-------- RAW DATA --------

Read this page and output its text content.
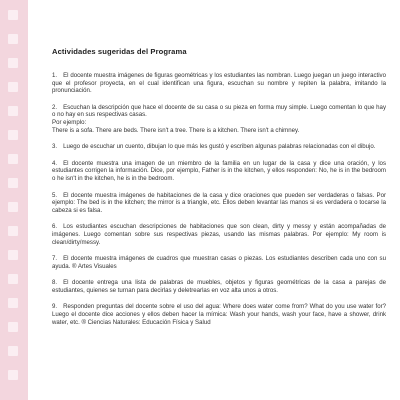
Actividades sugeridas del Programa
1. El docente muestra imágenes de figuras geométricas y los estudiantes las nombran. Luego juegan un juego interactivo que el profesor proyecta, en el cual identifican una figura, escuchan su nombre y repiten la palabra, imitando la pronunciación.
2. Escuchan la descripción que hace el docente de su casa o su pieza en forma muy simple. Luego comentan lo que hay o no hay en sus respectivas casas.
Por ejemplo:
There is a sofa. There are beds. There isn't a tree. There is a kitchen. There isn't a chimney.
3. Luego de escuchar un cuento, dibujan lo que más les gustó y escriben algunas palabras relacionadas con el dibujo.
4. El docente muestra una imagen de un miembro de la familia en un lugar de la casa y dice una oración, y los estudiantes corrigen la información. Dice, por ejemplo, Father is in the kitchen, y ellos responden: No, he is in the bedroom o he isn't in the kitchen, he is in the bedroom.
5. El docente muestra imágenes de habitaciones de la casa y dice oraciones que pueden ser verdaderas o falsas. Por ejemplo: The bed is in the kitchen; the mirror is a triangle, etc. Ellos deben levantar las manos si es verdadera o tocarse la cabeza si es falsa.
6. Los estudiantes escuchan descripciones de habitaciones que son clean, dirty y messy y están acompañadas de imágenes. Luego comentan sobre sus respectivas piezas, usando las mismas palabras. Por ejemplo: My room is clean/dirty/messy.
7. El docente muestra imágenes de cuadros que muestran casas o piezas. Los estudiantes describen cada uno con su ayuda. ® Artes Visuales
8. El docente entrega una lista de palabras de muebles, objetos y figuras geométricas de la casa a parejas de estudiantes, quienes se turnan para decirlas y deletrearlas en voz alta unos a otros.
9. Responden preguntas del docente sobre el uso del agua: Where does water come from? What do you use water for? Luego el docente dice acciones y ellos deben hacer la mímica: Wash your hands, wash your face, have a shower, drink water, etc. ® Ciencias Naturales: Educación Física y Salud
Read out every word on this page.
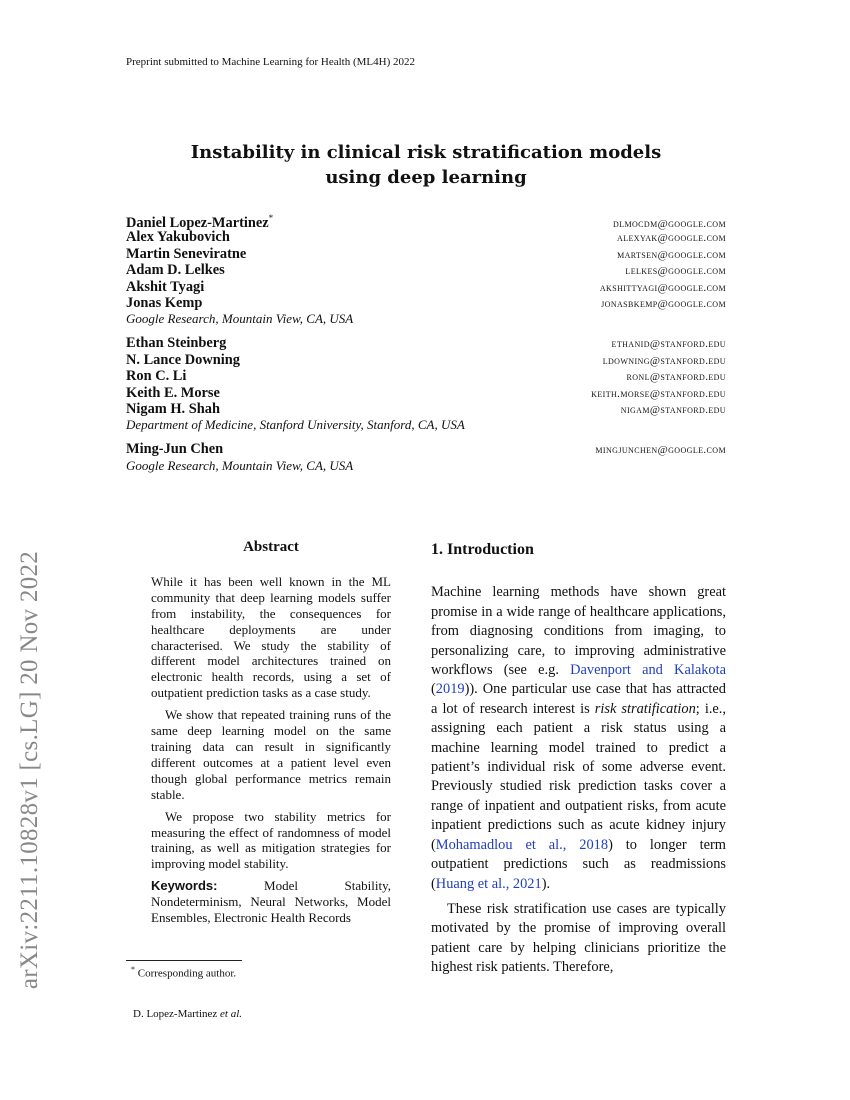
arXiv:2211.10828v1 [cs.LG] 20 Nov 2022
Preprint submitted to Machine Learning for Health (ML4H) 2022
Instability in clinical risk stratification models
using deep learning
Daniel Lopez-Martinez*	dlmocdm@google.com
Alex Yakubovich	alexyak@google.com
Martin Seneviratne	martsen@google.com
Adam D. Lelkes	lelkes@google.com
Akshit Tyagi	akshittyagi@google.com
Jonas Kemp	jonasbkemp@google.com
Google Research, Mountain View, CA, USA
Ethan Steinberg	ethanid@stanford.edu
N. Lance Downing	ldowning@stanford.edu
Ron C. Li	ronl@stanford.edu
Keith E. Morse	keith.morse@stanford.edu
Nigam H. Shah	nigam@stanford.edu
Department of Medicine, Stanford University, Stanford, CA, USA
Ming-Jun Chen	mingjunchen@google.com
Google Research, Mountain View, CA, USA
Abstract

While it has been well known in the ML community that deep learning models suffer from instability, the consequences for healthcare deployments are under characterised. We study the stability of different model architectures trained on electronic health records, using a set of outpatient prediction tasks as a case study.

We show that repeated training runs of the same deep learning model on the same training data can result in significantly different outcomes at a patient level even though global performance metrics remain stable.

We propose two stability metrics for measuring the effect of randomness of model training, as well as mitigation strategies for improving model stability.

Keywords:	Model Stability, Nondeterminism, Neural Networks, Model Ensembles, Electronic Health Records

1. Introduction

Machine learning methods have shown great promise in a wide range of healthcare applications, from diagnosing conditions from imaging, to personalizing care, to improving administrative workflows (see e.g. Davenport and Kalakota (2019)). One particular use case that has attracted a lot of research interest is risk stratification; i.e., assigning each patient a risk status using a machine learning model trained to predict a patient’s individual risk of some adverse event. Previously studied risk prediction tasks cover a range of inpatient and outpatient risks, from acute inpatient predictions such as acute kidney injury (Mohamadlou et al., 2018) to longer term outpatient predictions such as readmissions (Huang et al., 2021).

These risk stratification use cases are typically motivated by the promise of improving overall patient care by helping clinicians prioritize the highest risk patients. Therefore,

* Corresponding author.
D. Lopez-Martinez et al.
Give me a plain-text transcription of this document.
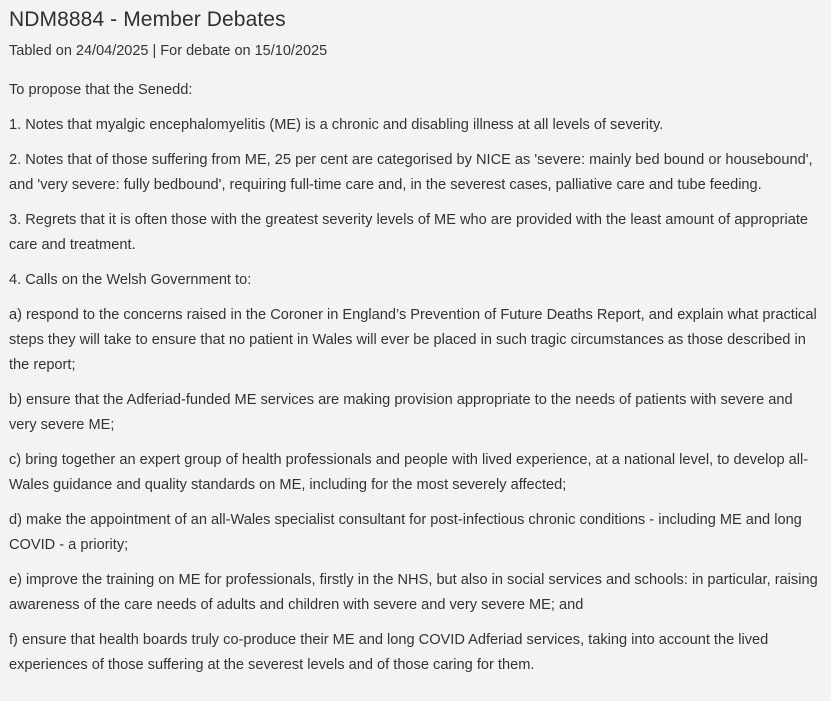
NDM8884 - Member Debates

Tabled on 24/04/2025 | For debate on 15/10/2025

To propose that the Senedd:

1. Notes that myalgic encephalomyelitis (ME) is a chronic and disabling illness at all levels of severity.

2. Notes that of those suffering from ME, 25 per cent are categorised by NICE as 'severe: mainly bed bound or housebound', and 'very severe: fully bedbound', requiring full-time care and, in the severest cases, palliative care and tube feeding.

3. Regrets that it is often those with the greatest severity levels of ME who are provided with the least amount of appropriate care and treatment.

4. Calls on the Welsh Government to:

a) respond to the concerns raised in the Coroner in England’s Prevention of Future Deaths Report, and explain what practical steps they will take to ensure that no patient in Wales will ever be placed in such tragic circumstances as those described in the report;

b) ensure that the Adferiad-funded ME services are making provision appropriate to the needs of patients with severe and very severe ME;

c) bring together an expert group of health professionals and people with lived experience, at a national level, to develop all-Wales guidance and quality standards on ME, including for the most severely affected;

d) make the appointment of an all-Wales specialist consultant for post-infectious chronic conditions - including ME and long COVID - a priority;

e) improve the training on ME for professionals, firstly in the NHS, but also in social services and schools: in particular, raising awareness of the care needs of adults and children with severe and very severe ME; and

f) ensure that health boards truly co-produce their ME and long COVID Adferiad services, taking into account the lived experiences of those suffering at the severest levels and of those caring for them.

--------
-------- RAW DATA --------

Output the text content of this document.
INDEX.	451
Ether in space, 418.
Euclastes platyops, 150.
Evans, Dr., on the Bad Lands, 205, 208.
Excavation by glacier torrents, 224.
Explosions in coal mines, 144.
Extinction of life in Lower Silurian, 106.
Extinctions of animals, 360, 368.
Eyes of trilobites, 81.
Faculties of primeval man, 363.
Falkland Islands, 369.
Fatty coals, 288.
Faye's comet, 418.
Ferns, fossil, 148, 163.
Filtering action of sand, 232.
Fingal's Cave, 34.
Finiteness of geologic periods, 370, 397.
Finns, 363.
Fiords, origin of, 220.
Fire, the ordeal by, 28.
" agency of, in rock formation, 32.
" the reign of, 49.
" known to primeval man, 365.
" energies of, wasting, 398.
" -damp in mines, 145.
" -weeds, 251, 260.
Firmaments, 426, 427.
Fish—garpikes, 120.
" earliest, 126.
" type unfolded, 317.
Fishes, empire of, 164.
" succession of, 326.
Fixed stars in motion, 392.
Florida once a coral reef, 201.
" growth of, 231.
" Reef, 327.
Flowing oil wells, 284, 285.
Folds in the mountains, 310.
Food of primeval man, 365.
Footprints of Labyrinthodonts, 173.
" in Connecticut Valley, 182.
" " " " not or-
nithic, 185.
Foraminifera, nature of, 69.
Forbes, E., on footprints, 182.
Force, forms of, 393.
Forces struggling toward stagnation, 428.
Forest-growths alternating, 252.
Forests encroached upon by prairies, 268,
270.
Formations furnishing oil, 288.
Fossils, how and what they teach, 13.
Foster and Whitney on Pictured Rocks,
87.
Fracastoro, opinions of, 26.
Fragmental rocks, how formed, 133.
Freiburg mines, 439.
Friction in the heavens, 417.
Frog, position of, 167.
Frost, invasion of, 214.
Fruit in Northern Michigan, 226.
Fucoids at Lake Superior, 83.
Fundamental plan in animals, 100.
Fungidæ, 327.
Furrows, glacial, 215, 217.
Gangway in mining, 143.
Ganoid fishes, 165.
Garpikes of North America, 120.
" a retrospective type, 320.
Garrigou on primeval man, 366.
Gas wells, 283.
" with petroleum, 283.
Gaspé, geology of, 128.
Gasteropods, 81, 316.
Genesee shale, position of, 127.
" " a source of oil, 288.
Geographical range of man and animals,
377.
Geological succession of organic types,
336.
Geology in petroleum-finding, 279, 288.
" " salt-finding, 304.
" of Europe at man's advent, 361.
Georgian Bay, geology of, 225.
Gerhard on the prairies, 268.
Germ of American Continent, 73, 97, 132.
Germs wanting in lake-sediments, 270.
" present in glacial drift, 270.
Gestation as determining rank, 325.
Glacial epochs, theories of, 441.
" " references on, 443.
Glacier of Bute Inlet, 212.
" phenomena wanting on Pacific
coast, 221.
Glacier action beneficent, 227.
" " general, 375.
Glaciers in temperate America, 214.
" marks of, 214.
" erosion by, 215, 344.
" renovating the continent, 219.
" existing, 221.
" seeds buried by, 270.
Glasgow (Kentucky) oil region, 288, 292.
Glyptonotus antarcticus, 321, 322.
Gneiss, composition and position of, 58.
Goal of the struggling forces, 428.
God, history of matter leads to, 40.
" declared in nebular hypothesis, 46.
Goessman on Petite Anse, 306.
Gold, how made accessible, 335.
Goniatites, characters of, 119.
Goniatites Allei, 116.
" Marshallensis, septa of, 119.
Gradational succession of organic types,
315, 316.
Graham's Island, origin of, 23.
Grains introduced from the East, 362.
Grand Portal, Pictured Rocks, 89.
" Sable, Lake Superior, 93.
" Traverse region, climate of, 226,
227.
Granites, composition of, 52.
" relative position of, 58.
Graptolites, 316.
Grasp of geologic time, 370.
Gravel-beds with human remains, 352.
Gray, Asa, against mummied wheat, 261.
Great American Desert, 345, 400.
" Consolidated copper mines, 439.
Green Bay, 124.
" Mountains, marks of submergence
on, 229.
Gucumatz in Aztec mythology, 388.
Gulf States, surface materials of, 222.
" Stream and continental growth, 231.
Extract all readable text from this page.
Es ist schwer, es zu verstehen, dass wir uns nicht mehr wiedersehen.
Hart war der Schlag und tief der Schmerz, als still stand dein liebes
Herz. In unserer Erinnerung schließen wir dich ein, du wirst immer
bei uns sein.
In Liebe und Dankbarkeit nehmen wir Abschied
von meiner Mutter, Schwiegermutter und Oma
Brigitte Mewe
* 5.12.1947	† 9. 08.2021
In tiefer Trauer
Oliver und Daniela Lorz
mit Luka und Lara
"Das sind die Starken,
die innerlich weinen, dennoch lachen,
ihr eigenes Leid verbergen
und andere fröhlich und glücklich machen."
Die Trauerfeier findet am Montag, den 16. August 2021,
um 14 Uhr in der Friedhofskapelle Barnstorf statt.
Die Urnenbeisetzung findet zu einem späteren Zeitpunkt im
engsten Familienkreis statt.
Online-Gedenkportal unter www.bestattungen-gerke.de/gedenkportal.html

--------
-------- RAW DATA --------

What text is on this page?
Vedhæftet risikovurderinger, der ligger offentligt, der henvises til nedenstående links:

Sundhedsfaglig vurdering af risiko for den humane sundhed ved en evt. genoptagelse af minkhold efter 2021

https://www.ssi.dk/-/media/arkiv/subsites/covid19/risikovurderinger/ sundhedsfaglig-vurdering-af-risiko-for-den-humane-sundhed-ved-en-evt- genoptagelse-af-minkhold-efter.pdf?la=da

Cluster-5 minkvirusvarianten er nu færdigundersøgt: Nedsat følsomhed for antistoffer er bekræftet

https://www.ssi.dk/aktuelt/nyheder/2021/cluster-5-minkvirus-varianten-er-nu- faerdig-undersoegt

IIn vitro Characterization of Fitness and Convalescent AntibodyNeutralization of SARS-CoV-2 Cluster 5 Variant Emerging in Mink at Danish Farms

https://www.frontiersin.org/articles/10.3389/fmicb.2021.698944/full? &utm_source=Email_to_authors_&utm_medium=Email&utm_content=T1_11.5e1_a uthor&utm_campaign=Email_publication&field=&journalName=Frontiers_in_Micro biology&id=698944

--------

WHAT THE TASK REQUIRES: Determine how many lines above contain "range" and respond with that number only.

ANSWER SPACE: 2